┏━━

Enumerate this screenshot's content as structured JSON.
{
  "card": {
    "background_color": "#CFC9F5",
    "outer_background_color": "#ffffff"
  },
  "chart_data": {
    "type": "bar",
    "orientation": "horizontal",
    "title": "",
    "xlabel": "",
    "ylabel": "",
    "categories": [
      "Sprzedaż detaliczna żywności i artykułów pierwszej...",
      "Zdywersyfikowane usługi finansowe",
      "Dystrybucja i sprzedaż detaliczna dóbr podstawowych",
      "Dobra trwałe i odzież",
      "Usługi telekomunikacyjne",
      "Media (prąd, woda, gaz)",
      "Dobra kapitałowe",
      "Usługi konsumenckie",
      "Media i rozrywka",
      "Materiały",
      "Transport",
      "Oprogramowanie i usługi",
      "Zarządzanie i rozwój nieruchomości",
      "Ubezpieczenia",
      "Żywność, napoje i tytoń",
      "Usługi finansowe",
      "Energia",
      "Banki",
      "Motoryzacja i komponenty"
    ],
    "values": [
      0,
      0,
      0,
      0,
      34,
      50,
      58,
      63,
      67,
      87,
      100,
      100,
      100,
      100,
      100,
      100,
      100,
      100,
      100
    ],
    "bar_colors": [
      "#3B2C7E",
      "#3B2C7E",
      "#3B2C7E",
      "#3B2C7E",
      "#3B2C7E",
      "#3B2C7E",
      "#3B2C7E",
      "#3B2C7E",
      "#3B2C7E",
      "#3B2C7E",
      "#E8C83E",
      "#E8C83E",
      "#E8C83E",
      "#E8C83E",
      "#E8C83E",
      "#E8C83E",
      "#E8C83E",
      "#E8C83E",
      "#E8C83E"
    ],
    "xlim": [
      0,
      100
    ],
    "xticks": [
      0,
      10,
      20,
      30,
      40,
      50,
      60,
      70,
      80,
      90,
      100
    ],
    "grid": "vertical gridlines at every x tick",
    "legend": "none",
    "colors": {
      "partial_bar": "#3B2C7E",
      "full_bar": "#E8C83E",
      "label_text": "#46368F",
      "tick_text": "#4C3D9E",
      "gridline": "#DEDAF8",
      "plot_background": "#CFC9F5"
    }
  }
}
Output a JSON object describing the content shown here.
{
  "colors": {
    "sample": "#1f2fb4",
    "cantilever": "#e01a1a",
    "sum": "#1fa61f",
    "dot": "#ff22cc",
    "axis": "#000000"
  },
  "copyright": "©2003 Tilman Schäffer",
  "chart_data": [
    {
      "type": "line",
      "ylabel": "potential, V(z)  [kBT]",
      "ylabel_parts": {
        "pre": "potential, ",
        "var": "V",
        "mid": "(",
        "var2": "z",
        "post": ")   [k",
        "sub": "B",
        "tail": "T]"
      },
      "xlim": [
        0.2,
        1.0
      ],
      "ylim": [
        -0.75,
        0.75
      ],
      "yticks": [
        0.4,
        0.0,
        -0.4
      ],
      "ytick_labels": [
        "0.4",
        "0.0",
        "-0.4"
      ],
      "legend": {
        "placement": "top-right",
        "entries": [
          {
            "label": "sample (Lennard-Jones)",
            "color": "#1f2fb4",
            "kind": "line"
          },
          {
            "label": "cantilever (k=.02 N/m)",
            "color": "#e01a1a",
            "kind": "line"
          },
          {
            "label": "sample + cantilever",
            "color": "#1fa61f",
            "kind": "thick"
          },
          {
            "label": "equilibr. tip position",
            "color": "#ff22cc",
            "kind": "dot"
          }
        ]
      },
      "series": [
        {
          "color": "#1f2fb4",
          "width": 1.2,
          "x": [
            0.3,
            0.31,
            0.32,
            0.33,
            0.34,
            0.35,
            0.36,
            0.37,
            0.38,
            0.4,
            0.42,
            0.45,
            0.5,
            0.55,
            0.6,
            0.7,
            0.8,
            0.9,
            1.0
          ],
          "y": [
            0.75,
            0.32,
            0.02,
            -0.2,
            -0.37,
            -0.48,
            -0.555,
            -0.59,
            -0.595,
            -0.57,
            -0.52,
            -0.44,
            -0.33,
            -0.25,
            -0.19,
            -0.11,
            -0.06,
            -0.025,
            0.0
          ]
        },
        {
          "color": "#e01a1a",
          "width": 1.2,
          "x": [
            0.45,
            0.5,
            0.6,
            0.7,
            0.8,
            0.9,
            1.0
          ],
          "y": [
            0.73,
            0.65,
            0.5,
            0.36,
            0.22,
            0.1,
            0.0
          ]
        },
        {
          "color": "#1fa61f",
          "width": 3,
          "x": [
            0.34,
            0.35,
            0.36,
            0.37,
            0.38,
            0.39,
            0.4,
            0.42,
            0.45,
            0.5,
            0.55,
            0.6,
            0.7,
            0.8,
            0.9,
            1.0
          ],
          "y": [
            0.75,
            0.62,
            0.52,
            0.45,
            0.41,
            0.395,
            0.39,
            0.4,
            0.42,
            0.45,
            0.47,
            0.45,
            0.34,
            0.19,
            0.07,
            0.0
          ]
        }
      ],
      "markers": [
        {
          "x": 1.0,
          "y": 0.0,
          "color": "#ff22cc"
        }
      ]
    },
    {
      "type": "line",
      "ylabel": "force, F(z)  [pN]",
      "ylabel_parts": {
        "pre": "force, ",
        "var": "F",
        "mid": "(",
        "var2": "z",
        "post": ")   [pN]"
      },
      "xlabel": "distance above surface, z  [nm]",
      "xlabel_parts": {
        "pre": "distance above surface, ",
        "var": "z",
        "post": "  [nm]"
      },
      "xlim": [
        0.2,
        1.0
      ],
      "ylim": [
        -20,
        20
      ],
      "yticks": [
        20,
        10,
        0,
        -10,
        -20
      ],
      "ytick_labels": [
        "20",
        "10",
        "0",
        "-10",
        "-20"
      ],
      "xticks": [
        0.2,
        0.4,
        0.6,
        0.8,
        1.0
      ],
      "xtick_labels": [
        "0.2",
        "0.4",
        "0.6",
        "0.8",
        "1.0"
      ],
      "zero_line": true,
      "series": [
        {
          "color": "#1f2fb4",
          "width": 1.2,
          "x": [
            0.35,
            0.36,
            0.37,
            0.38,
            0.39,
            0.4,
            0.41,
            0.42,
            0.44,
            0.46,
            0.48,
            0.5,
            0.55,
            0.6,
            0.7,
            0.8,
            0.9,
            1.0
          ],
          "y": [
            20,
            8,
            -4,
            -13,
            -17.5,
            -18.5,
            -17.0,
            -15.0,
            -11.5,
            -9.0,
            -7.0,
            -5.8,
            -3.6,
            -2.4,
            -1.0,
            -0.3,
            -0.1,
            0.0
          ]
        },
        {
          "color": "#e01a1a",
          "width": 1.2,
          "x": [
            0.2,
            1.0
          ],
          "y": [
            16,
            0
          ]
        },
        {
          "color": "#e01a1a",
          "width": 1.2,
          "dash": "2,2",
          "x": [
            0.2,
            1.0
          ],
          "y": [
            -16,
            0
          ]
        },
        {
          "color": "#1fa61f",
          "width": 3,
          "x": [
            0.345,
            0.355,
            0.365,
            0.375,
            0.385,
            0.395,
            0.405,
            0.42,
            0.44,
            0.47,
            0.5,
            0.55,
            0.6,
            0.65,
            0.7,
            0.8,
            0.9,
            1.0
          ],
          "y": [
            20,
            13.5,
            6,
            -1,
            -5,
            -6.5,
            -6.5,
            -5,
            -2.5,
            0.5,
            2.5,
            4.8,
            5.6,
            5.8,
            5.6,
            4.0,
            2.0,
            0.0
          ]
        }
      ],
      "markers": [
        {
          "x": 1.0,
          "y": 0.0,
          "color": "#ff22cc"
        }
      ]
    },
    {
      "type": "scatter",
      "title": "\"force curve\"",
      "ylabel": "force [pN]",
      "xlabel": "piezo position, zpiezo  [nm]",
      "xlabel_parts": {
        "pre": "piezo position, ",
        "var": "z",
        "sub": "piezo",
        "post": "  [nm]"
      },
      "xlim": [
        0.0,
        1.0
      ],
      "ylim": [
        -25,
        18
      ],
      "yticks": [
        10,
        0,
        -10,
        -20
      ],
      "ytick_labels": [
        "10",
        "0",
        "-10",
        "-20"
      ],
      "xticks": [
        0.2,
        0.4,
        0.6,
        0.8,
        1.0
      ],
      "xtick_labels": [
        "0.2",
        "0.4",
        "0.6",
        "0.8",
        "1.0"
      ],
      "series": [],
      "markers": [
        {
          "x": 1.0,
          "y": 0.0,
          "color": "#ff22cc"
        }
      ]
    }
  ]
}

┗━━

▶ Exercise aim: Look through the entries and find each line that has the string "content". Copy those lines.

▶ Written reply:
Enumerate this screenshot's content as structured JSON.
Output a JSON object describing the content shown here.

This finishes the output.